### Instruction
Which lines in the records below contain the word "Energy"? Copy each one out.

### Records for this exercise
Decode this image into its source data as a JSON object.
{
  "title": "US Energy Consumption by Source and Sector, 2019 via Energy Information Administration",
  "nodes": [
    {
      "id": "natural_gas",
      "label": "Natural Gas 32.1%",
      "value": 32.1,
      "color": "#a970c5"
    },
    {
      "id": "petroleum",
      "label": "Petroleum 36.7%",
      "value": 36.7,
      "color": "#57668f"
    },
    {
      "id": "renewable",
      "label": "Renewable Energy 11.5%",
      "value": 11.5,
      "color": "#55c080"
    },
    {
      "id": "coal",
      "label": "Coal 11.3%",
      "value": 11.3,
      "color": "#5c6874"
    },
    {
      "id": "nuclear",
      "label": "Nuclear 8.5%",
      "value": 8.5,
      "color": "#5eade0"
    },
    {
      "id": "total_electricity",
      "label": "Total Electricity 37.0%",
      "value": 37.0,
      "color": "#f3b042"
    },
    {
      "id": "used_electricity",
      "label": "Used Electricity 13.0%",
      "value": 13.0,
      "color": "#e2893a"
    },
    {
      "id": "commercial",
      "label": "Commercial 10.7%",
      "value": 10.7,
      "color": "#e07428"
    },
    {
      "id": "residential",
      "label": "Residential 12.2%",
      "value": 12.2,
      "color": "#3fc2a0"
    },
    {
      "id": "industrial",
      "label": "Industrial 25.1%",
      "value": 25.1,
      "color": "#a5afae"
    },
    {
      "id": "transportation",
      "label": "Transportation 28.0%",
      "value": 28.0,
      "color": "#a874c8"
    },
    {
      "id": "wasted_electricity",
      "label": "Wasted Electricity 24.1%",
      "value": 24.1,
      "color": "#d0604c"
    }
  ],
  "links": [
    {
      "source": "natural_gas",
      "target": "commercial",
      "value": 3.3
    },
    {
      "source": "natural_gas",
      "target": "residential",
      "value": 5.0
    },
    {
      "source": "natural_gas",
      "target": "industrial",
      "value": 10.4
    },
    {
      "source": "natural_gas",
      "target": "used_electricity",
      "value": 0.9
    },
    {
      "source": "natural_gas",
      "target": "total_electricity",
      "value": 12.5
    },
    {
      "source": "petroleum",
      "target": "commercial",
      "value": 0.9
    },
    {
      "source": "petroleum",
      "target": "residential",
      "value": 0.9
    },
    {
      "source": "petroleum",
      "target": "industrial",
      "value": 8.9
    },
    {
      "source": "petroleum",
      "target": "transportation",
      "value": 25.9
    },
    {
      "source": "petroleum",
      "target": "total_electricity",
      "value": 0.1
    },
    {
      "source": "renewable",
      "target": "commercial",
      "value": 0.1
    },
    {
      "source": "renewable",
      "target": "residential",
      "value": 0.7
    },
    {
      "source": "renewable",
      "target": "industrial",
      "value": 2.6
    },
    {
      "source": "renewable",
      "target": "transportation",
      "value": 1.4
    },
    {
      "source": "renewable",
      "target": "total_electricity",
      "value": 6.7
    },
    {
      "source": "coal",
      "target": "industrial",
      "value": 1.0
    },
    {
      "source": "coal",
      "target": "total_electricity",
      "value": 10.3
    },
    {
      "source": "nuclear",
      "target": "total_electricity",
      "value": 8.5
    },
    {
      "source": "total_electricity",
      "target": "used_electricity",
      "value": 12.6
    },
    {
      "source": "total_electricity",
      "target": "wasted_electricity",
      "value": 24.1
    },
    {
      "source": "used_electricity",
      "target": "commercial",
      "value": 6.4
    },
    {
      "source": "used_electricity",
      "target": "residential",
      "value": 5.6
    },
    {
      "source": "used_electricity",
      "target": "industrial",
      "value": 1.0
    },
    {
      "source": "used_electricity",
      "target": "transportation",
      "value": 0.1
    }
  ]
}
==
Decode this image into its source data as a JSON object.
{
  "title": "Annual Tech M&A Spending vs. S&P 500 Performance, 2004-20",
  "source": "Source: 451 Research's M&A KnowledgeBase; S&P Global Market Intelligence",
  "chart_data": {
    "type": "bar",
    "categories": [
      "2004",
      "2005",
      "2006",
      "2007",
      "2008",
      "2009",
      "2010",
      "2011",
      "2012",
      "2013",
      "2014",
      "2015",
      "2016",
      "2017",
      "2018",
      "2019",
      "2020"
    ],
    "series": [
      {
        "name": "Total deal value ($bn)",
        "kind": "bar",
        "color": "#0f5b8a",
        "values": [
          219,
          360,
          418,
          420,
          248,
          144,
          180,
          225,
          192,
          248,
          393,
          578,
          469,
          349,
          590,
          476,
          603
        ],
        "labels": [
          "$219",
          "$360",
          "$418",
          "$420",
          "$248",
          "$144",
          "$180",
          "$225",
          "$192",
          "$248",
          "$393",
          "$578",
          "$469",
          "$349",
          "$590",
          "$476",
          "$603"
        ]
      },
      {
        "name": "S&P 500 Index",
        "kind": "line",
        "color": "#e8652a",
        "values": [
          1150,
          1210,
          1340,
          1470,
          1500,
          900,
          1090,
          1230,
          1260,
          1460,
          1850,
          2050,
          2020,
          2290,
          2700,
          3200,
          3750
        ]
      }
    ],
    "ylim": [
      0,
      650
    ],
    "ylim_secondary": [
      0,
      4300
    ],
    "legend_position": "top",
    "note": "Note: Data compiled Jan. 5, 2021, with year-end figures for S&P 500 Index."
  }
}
...
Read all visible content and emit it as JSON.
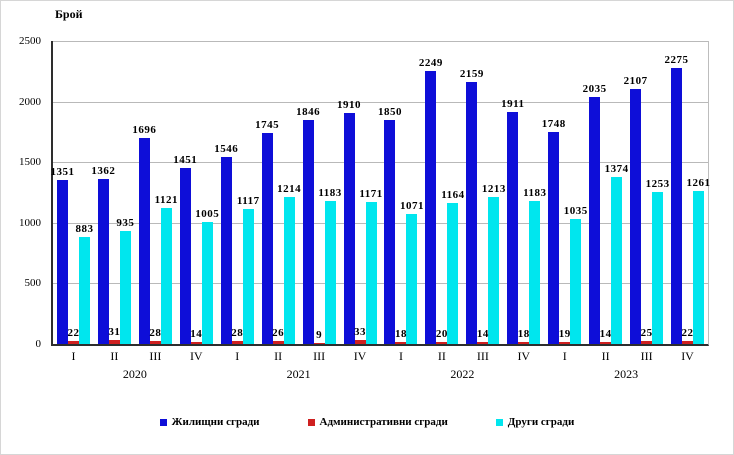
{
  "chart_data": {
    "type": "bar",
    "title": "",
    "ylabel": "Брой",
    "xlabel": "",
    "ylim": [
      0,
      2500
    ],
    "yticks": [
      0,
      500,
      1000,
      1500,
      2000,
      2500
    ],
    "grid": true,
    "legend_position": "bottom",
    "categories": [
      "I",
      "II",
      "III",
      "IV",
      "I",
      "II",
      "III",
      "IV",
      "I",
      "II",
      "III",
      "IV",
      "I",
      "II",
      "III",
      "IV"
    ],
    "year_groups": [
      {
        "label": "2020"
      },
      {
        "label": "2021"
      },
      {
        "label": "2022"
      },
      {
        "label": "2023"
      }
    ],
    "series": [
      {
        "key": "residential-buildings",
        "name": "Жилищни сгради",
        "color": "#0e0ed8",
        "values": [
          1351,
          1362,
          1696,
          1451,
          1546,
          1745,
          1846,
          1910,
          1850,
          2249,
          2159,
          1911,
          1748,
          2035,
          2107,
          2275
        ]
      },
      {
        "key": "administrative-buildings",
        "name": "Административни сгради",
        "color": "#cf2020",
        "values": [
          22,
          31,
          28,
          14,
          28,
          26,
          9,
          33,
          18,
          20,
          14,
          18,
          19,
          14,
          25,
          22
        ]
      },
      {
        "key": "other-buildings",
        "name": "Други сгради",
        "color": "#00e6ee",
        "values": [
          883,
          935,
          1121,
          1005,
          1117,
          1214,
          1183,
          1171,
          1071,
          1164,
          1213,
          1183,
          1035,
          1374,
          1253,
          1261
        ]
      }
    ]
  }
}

### Written response
  "title": "US Energy Consumption by Source and Sector, 2019 via Energy Information Administration",
      "label": "Renewable Energy 11.5%",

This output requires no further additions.